• _Work required_: Identify the lines in the data below that contain "Eligibility" and give only how many there are.

• _Data to process_:
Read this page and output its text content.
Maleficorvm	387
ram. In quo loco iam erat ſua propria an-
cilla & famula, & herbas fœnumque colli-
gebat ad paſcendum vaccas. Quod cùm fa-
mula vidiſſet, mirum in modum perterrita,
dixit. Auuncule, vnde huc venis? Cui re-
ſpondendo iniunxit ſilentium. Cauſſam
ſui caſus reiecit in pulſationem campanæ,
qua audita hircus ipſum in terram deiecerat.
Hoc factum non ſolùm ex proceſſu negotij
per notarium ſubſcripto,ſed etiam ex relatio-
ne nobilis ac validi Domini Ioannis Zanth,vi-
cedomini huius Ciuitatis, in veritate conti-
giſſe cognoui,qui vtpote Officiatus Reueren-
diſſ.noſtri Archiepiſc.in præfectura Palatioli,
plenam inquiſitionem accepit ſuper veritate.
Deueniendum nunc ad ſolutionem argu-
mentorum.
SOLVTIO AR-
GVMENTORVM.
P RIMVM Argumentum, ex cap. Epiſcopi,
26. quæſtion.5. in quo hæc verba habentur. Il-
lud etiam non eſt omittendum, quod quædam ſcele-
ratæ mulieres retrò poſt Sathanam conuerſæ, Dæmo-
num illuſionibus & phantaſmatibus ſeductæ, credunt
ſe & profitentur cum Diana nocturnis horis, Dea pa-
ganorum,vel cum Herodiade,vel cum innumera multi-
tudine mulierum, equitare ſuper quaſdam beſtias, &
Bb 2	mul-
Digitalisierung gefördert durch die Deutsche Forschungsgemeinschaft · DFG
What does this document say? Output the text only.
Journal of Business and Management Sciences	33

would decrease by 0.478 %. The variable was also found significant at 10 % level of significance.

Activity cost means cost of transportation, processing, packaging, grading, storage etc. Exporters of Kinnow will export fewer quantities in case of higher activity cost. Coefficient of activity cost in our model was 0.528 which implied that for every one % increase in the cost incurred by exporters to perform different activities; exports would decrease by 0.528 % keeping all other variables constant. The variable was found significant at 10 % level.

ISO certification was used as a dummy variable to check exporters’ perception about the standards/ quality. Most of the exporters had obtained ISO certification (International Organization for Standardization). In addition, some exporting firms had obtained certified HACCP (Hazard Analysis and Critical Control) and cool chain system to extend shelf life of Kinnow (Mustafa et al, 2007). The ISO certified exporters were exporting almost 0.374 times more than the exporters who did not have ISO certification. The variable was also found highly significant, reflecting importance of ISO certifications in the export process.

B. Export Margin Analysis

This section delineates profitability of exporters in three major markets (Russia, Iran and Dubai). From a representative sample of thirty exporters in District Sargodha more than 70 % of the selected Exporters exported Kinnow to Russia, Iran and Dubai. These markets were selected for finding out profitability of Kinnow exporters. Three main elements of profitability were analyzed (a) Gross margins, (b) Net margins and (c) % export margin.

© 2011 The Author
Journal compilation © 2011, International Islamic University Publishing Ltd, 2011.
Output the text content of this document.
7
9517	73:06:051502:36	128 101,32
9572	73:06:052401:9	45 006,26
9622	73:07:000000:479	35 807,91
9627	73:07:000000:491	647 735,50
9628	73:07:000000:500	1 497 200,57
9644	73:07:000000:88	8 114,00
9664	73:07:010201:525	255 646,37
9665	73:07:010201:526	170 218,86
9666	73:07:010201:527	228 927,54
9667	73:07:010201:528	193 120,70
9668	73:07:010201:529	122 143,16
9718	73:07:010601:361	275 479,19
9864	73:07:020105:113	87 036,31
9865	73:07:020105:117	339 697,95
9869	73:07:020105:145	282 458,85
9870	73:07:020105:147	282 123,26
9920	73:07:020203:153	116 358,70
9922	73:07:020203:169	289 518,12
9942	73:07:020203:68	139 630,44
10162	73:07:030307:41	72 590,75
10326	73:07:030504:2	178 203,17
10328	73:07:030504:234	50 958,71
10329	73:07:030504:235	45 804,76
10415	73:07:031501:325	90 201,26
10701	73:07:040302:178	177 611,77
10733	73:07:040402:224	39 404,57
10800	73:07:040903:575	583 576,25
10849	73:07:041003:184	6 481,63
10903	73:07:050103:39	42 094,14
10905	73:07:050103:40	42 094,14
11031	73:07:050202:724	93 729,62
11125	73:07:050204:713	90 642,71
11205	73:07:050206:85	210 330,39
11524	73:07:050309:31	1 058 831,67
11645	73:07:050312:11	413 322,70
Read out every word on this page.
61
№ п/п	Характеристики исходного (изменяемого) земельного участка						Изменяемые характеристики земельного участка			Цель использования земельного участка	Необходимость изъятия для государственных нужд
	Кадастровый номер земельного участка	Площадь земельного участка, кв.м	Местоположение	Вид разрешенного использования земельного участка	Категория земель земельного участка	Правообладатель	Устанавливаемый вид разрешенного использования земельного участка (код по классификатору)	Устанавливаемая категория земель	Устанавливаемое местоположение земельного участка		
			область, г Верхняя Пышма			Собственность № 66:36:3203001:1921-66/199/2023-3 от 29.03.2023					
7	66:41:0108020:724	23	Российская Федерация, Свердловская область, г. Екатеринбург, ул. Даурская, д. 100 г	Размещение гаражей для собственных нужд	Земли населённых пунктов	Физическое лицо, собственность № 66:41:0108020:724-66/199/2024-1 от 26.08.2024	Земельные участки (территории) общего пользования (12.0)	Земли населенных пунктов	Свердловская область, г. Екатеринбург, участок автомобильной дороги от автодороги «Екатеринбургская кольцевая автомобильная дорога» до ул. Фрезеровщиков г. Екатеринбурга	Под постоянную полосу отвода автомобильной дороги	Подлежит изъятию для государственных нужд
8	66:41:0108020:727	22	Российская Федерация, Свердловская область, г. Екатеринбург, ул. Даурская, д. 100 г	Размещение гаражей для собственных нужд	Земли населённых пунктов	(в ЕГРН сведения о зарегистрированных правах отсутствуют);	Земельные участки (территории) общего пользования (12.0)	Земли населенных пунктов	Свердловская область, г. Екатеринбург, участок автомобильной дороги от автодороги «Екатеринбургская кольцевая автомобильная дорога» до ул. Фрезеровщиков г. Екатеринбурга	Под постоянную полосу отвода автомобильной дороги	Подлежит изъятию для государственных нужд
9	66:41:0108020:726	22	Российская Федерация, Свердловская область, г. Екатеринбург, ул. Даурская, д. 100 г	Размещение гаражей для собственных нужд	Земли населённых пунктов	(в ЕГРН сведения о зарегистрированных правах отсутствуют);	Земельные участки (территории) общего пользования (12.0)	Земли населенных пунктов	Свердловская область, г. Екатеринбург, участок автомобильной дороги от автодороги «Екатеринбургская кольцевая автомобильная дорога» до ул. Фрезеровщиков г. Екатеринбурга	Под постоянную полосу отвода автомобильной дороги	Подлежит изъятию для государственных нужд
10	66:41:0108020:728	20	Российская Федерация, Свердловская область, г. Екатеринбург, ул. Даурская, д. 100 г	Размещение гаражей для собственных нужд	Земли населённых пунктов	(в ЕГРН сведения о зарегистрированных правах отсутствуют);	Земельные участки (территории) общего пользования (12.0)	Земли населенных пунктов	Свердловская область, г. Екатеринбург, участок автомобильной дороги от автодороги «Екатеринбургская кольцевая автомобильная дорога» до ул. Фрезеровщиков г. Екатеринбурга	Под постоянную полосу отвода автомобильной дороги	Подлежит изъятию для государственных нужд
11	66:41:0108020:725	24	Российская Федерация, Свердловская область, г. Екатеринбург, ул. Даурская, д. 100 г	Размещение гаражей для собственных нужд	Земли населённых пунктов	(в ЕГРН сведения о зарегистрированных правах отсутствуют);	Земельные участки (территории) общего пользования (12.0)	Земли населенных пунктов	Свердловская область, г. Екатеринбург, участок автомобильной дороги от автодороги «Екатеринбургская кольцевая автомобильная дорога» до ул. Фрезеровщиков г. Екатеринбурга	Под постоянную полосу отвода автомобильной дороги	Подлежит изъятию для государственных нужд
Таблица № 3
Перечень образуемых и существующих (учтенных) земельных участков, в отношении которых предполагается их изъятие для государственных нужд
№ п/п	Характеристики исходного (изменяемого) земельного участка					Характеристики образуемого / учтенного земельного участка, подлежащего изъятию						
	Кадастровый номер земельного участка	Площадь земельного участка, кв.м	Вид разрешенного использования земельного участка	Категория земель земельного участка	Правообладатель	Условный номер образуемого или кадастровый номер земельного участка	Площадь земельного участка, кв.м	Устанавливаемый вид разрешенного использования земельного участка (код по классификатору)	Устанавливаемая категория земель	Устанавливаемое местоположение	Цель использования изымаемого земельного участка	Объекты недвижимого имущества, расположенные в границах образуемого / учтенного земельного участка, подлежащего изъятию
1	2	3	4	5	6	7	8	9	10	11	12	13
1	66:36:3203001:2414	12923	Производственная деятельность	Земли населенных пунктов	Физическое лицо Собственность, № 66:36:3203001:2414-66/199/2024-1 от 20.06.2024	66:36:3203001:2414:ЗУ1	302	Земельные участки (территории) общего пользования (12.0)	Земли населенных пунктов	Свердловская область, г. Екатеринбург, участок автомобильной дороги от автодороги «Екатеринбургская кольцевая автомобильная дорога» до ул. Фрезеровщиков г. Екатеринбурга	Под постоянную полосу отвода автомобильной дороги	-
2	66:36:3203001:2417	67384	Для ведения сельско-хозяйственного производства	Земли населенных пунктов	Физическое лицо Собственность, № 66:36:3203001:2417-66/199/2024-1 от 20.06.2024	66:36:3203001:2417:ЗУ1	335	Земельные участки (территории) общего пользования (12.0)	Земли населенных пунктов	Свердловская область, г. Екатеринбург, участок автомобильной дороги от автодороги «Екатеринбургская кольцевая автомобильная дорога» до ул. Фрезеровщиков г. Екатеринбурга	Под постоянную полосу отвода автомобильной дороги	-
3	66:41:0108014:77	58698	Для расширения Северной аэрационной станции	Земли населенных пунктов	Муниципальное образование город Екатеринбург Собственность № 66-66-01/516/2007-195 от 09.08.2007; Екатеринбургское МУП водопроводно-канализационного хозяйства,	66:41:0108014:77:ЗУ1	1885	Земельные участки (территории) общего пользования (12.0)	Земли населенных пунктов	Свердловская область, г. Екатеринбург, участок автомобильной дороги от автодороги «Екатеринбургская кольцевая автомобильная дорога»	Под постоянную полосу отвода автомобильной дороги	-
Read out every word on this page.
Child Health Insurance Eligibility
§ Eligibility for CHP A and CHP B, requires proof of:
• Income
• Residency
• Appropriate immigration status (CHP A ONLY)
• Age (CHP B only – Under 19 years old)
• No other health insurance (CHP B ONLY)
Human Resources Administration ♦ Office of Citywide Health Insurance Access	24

• _Completed exercise_: 2